-- Entries provided --
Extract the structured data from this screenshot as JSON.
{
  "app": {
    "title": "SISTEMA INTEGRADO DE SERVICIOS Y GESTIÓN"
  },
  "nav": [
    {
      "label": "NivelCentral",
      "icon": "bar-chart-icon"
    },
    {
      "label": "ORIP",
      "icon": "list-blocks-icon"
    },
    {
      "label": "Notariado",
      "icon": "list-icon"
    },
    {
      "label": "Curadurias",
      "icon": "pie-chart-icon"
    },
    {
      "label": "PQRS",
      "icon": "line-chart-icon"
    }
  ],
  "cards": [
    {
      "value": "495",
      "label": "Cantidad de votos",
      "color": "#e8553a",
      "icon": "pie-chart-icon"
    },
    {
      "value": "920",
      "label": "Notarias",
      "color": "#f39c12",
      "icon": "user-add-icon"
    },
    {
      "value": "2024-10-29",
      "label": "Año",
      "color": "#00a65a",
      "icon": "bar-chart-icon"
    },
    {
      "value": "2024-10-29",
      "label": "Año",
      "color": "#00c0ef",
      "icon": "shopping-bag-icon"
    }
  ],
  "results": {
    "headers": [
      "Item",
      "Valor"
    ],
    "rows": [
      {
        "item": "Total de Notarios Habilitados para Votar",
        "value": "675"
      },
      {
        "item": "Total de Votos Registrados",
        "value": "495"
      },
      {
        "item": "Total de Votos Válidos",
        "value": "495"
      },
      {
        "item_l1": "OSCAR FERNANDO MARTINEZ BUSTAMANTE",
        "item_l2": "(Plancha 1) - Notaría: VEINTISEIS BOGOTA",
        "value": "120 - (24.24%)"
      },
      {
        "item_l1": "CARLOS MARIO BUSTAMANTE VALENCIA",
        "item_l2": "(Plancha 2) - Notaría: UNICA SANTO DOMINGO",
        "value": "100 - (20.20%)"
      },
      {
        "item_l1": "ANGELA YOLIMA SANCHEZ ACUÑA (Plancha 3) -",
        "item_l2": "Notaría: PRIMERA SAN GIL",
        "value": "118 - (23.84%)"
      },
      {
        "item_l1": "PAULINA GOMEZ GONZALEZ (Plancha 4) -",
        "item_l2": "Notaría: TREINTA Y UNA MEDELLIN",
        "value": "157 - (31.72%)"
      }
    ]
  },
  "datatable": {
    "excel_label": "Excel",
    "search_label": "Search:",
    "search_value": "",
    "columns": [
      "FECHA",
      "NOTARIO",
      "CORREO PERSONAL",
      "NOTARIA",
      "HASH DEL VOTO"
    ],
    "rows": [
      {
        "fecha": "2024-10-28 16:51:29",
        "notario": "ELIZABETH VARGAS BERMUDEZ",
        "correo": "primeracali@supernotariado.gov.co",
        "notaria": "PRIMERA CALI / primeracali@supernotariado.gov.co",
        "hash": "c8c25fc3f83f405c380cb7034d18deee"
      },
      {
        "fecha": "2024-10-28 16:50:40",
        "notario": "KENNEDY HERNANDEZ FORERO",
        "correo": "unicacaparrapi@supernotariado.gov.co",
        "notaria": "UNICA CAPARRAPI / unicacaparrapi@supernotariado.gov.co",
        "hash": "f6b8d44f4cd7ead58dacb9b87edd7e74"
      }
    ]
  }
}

-- What is expected --
From the entries above, copy every line that holds the word "BUSTAMANTE".

-- Result for this task --
        "item_l1": "OSCAR FERNANDO MARTINEZ BUSTAMANTE",
        "item_l1": "CARLOS MARIO BUSTAMANTE VALENCIA",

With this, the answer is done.